- **Provided data**:
──────────────────────────────
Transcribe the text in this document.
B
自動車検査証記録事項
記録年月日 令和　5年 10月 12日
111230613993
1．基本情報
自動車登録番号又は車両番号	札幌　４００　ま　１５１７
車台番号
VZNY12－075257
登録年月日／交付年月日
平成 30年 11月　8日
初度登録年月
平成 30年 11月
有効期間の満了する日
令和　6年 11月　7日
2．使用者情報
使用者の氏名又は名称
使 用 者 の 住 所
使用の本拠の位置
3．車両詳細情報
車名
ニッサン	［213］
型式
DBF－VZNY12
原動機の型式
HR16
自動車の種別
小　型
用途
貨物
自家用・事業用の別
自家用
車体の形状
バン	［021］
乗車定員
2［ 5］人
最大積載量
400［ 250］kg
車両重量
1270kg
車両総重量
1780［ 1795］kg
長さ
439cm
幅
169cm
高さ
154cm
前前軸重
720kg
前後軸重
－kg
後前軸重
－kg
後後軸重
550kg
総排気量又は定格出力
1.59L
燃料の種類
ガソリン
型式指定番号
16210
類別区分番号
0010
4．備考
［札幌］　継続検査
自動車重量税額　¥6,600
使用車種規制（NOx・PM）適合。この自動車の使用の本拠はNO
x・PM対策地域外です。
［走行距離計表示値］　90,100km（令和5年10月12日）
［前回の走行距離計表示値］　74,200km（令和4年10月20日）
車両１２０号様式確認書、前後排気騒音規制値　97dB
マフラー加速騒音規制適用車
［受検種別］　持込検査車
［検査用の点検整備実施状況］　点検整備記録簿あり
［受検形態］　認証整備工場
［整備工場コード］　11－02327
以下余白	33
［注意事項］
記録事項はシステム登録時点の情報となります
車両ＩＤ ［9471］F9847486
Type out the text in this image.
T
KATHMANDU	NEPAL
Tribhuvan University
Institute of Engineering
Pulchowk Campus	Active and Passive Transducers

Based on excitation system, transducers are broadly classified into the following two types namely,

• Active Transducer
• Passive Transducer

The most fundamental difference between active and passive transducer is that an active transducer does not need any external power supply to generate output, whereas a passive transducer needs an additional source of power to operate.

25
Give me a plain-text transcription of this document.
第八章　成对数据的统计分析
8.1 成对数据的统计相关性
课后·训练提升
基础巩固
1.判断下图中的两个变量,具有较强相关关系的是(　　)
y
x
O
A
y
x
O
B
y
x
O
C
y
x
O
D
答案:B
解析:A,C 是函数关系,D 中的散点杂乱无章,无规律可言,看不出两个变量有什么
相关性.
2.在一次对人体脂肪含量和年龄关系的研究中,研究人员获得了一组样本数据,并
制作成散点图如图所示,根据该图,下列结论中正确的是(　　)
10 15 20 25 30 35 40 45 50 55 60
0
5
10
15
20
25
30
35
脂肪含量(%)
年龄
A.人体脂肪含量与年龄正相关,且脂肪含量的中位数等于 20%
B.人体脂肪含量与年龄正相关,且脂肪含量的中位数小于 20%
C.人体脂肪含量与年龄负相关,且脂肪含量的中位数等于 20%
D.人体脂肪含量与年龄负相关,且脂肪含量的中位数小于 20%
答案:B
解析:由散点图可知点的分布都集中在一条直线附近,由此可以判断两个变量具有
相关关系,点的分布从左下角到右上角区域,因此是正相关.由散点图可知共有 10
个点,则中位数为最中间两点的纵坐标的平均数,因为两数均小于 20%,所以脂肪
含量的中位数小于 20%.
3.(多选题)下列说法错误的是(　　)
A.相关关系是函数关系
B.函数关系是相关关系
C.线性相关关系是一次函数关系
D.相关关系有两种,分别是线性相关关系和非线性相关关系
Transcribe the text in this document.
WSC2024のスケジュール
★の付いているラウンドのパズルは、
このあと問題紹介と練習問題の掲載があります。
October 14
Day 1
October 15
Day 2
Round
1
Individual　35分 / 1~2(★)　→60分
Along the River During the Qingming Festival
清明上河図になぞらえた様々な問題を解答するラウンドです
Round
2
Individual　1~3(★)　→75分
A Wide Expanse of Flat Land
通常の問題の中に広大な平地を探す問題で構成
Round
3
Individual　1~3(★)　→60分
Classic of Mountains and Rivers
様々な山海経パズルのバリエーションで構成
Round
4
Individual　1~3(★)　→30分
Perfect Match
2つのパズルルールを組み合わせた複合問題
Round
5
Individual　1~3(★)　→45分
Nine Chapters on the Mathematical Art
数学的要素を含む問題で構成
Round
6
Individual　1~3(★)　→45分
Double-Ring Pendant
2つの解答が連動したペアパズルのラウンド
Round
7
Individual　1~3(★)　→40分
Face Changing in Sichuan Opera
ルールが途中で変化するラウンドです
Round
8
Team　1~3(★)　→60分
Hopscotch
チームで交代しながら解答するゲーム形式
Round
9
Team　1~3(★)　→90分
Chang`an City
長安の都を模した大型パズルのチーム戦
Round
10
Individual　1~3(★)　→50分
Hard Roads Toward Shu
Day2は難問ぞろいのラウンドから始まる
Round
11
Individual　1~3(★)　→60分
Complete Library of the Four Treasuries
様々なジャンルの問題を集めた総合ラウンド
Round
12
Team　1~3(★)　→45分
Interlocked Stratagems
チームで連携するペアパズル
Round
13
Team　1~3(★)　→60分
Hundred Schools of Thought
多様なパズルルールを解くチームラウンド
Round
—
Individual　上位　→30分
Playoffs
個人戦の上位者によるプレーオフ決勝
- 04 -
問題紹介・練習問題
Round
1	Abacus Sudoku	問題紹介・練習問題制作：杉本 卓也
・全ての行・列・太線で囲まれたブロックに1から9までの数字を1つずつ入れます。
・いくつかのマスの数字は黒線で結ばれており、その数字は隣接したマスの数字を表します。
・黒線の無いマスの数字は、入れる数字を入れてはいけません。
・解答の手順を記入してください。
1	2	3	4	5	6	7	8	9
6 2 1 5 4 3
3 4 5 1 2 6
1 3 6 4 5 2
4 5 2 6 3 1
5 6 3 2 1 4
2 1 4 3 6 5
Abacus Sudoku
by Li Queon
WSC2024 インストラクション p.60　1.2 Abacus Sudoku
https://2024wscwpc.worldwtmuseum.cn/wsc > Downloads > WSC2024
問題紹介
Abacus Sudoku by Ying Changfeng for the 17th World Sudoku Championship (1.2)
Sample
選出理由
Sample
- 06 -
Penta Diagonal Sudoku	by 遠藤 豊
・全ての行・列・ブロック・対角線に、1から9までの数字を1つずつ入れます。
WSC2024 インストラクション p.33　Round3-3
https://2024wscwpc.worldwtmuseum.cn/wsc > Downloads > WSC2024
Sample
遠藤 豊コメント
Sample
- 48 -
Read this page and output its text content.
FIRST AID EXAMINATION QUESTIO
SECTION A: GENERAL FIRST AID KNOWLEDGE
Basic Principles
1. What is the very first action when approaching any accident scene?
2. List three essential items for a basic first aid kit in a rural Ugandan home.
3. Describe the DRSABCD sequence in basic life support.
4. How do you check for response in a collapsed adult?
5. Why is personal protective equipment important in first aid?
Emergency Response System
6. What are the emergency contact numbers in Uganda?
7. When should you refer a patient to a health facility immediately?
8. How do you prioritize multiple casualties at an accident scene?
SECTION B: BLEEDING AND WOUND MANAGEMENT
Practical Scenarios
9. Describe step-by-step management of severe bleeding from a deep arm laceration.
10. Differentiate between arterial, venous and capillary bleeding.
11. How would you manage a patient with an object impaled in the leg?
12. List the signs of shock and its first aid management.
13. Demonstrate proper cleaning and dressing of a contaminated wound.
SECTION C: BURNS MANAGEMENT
──────────────────────────────
- **Objective**:
Within the listing above, find every line containing the string "Team" and return it.

- **Task output**:
Team　1~3(★)　→60分
Team　1~3(★)　→90分
Team　1~3(★)　→45分
Team　1~3(★)　→60分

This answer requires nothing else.